Exercise tasks:
(1) According to the atomic layer deposition text, which thin films does the work specifically focus on?
(2) Please repeat the stretch of the records from their start through the line that contains "security-shield-icon: [49, 509, 71, 533]", with both of those lines included.

Text excerpt:

= = = = =

AVS 71 Session TF1-MoM: Fundamentals of Thin Films I

Atomic layer deposition (ALD) is a useful technique that enables atomic layer-by-layer growth of conformal films, but the technique is inherently wasteful due to the conventional viscous flow of chemical precursor injection, where the flow stream results in faster film growth at the stream-sample interaction point, reducing coating conformality. This work presents a new, “hold-step” ALD reactor that greatly increases efficiency of conformal film growth while reducing chemical use for improved sustainability. This work specifically focuses on iridium and iridium oxide thin films. By delving deeper into the understanding of the iridium precursor physical properties at temperature, the ALD recipe is tuned to best promote efficient iridium film growth kinetics. By introducing a “hold-step”, the reaction zone is isolated from the vacuum pump during dosing and the pressure is held constant for a set amount of time, resulting in improved film growth as the dosing gases are permitted to diffusively permeate and chemisorb onto embedded surfaces more efficiently. Additionally, characterizing the iridium precursors using techniques such as gas chromatography and thermogravimetric analysis, the ALD reaction can be fine-tuned for effective film growth. By changing from viscous to static flow and better understanding of the precursor kinetics, the total amount of gas required per deposition cycle is substantially reduced. A hold- step reactor design will be presented and compared to traditional ALD reactor designs. For comparison, precursors quantities and the resulting film qualities will be compared. The innovative yet simple design of a hold-step reactor not only enhances film quality but also promotes sustainability by reducing waste gas usage.

= = = = =

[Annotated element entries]
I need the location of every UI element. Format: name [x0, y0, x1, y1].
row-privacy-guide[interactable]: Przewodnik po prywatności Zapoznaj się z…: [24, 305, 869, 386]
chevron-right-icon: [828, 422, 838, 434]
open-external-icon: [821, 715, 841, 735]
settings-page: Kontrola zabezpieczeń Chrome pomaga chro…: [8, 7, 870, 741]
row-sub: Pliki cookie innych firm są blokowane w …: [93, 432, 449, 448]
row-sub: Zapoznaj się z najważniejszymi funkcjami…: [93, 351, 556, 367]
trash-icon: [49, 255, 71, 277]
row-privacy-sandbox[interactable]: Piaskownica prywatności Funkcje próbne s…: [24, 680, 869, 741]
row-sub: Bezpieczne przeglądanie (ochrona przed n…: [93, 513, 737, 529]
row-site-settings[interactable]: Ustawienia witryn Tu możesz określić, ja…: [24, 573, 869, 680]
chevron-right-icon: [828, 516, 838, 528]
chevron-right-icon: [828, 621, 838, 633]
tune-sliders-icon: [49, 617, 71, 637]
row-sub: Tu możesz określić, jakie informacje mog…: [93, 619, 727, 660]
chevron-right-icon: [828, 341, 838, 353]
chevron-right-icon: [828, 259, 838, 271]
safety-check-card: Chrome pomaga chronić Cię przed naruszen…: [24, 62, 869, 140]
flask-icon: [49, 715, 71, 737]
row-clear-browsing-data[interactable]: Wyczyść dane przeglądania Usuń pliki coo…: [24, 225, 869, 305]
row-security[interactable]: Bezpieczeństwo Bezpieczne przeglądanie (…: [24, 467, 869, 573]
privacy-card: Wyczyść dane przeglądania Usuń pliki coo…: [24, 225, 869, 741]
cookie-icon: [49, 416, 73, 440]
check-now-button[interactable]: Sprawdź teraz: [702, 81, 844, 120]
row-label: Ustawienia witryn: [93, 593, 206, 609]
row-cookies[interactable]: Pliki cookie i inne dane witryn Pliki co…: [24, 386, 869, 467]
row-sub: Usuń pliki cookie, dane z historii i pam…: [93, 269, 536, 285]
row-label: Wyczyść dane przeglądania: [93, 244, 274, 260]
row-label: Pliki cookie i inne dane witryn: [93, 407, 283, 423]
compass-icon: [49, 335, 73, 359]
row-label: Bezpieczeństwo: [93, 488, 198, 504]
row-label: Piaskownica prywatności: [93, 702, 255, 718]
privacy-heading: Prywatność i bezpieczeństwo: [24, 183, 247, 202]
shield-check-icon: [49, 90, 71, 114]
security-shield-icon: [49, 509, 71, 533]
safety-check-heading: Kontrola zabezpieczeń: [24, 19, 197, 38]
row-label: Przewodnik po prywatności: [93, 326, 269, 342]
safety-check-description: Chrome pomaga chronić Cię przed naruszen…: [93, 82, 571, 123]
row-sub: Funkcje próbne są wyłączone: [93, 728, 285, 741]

= = = = =

Answers by task:
(1) Iridium and iridium oxide thin films.

(2)
I need the location of every UI element. Format: name [x0, y0, x1, y1].
row-privacy-guide[interactable]: Przewodnik po prywatności Zapoznaj się z…: [24, 305, 869, 386]
chevron-right-icon: [828, 422, 838, 434]
open-external-icon: [821, 715, 841, 735]
settings-page: Kontrola zabezpieczeń Chrome pomaga chro…: [8, 7, 870, 741]
row-sub: Pliki cookie innych firm są blokowane w …: [93, 432, 449, 448]
row-sub: Zapoznaj się z najważniejszymi funkcjami…: [93, 351, 556, 367]
trash-icon: [49, 255, 71, 277]
row-privacy-sandbox[interactable]: Piaskownica prywatności Funkcje próbne s…: [24, 680, 869, 741]
row-sub: Bezpieczne przeglądanie (ochrona przed n…: [93, 513, 737, 529]
row-site-settings[interactable]: Ustawienia witryn Tu możesz określić, ja…: [24, 573, 869, 680]
chevron-right-icon: [828, 516, 838, 528]
chevron-right-icon: [828, 621, 838, 633]
tune-sliders-icon: [49, 617, 71, 637]
row-sub: Tu możesz określić, jakie informacje mog…: [93, 619, 727, 660]
chevron-right-icon: [828, 341, 838, 353]
chevron-right-icon: [828, 259, 838, 271]
safety-check-card: Chrome pomaga chronić Cię przed naruszen…: [24, 62, 869, 140]
flask-icon: [49, 715, 71, 737]
row-clear-browsing-data[interactable]: Wyczyść dane przeglądania Usuń pliki coo…: [24, 225, 869, 305]
row-security[interactable]: Bezpieczeństwo Bezpieczne przeglądanie (…: [24, 467, 869, 573]
privacy-card: Wyczyść dane przeglądania Usuń pliki coo…: [24, 225, 869, 741]
cookie-icon: [49, 416, 73, 440]
check-now-button[interactable]: Sprawdź teraz: [702, 81, 844, 120]
row-label: Ustawienia witryn: [93, 593, 206, 609]
row-cookies[interactable]: Pliki cookie i inne dane witryn Pliki co…: [24, 386, 869, 467]
row-sub: Usuń pliki cookie, dane z historii i pam…: [93, 269, 536, 285]
row-label: Wyczyść dane przeglądania: [93, 244, 274, 260]
row-label: Pliki cookie i inne dane witryn: [93, 407, 283, 423]
compass-icon: [49, 335, 73, 359]
row-label: Bezpieczeństwo: [93, 488, 198, 504]
row-label: Piaskownica prywatności: [93, 702, 255, 718]
privacy-heading: Prywatność i bezpieczeństwo: [24, 183, 247, 202]
shield-check-icon: [49, 90, 71, 114]
security-shield-icon: [49, 509, 71, 533]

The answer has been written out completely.